Report back each line of the records that contains the string "this".

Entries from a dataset
..........

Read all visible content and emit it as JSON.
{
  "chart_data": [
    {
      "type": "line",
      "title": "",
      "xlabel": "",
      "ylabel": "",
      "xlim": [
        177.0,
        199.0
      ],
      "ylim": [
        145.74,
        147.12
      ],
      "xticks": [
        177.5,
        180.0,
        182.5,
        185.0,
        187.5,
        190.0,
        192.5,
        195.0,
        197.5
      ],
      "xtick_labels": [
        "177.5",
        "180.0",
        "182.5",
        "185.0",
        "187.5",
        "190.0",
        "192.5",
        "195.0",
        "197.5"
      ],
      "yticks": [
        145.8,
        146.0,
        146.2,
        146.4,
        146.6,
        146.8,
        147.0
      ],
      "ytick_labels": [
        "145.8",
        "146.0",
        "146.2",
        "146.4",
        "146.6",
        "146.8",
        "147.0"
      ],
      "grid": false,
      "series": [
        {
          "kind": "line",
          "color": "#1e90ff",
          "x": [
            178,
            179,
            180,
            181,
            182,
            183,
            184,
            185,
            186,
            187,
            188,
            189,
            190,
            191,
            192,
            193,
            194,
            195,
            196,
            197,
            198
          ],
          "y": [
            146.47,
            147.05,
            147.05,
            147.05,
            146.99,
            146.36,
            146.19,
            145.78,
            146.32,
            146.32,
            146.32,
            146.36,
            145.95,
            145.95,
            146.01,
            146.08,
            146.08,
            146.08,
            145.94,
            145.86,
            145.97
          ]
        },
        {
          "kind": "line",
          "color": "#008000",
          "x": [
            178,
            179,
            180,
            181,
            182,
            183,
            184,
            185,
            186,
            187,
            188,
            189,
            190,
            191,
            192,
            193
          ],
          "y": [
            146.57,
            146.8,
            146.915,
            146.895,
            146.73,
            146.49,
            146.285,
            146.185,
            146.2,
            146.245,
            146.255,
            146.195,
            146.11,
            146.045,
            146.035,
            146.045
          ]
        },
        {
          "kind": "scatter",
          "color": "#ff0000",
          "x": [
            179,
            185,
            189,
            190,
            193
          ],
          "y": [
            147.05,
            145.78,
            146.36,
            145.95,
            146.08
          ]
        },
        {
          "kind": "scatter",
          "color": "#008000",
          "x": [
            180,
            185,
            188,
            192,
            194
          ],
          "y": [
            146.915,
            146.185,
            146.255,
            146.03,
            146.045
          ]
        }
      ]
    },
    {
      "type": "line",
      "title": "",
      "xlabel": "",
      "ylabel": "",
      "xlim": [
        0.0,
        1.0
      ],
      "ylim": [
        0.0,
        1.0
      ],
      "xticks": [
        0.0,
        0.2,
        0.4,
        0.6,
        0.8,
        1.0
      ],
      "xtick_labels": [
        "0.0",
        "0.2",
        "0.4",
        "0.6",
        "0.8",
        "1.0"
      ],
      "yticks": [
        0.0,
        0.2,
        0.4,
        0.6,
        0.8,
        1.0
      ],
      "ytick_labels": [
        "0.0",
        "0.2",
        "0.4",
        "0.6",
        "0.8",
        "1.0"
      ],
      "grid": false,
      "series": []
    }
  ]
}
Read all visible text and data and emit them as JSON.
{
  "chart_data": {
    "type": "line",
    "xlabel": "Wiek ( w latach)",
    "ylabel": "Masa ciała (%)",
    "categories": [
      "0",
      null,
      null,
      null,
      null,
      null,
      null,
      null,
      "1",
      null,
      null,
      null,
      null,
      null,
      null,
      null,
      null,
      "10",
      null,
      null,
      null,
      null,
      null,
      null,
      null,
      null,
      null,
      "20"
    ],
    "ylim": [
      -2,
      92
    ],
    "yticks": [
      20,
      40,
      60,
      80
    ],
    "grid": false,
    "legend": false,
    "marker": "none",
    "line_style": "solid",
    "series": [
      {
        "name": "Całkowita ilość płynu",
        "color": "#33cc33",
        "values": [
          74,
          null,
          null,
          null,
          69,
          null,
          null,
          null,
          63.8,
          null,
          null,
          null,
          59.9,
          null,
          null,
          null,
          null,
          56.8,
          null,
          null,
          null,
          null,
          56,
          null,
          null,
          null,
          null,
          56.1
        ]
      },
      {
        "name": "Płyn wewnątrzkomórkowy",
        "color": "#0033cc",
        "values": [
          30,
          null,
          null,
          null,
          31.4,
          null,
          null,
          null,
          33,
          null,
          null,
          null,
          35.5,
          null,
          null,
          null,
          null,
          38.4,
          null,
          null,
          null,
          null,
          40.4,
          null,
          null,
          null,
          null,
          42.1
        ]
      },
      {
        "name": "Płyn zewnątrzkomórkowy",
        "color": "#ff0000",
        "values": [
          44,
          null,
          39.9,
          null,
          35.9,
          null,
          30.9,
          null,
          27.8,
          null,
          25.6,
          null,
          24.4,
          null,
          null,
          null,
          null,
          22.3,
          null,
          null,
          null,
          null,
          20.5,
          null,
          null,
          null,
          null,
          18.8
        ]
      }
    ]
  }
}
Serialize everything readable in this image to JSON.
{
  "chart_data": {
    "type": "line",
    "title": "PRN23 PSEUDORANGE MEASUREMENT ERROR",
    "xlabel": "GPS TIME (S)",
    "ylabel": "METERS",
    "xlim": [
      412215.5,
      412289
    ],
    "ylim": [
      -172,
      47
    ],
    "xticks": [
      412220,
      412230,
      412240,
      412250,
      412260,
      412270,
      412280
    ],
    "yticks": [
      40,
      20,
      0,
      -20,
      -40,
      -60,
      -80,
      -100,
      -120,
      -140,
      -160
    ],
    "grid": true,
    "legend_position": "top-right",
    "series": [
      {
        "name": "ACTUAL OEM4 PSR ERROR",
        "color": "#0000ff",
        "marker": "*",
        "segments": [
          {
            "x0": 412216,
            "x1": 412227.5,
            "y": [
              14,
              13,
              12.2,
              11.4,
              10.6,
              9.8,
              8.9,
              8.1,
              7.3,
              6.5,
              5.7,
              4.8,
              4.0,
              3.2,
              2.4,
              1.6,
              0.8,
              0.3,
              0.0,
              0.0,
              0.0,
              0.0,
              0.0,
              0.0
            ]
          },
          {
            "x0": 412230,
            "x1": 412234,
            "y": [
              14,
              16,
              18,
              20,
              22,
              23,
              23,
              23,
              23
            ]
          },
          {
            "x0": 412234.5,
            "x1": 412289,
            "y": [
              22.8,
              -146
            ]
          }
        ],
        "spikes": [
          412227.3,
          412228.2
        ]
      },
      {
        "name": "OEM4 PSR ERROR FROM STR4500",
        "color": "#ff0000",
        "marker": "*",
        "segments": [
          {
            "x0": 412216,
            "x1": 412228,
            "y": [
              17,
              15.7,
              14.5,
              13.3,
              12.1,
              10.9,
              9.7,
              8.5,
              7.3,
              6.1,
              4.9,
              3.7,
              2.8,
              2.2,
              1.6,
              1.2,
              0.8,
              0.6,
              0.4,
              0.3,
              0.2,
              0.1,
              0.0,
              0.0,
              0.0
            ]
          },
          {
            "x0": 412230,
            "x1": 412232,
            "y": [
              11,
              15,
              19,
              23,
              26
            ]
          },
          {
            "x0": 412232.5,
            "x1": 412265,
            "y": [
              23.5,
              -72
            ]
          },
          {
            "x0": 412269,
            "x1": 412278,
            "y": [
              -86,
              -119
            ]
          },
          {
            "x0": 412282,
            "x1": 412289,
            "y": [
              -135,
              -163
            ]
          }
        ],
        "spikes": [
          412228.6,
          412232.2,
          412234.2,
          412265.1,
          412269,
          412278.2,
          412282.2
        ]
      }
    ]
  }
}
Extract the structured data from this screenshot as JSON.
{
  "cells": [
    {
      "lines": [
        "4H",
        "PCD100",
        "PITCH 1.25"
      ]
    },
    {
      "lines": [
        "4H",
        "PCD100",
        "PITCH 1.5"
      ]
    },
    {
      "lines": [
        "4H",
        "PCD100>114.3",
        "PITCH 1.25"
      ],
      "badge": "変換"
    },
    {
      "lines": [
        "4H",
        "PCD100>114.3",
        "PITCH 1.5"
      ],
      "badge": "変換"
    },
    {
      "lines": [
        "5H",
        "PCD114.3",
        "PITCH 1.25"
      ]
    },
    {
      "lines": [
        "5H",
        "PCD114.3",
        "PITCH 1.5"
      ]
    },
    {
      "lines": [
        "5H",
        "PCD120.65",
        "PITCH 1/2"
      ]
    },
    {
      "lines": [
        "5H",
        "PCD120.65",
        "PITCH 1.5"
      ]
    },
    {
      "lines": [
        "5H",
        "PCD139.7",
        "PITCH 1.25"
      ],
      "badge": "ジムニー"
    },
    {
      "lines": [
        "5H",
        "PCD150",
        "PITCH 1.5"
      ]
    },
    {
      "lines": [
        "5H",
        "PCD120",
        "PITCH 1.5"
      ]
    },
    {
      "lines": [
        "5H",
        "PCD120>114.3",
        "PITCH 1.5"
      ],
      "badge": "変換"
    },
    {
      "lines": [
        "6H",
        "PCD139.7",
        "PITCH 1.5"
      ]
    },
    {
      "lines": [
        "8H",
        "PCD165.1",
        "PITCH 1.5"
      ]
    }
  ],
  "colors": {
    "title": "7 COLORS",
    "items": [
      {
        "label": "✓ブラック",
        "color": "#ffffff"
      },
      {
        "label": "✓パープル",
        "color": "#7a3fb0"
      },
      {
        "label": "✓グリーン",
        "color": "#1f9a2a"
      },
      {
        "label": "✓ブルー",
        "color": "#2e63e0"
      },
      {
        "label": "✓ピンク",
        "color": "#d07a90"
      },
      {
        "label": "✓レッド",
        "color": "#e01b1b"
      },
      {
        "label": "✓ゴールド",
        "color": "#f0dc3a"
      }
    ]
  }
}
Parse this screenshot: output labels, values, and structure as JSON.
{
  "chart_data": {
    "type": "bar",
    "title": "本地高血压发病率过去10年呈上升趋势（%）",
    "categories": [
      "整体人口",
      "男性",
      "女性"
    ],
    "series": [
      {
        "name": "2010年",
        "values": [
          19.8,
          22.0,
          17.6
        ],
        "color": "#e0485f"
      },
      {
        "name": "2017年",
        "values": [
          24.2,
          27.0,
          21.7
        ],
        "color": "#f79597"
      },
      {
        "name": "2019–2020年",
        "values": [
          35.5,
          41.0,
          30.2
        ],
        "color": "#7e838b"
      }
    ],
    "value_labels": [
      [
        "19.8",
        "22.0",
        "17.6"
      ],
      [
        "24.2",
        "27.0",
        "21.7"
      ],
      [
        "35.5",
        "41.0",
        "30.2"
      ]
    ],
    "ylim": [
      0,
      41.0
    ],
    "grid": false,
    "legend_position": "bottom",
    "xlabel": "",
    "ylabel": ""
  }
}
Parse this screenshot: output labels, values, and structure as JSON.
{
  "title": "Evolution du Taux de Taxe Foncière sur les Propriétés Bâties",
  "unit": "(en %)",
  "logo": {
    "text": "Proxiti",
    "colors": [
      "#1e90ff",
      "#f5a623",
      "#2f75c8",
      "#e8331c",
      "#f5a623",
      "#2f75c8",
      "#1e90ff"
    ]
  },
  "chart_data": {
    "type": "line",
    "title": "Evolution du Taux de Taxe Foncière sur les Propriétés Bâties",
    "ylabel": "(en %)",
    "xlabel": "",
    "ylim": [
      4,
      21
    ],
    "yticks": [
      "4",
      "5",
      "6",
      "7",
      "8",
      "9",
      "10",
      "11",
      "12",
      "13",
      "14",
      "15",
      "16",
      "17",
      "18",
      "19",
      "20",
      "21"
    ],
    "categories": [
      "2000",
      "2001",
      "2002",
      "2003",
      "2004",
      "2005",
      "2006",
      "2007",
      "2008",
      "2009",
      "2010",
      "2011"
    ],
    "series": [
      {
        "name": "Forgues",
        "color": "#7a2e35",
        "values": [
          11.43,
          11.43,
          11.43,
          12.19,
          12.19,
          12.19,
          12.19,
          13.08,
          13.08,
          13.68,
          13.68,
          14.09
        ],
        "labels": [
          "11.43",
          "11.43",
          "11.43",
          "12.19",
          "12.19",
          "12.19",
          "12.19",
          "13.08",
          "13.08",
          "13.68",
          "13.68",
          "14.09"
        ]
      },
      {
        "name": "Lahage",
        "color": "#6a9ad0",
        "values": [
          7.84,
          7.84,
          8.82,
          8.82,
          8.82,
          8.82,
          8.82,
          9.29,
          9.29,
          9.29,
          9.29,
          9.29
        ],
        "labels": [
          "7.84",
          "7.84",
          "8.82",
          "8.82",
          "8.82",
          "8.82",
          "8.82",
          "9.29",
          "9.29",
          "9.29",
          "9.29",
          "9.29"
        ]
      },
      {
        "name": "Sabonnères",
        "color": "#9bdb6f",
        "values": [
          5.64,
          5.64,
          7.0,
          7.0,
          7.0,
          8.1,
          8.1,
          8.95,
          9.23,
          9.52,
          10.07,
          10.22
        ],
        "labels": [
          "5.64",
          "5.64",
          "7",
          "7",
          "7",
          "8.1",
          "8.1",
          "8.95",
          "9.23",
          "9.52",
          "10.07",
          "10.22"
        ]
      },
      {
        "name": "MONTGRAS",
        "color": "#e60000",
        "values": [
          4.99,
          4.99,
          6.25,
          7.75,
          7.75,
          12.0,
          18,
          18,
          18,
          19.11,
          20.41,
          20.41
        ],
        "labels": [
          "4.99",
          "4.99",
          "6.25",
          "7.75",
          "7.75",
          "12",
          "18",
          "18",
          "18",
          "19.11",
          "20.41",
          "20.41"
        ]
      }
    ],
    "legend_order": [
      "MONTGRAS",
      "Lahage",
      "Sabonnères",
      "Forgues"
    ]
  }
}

..........

Output of the task
Serialize everything readable in this image to JSON.
Extract the structured data from this screenshot as JSON.
Parse this screenshot: output labels, values, and structure as JSON.
Parse this screenshot: output labels, values, and structure as JSON.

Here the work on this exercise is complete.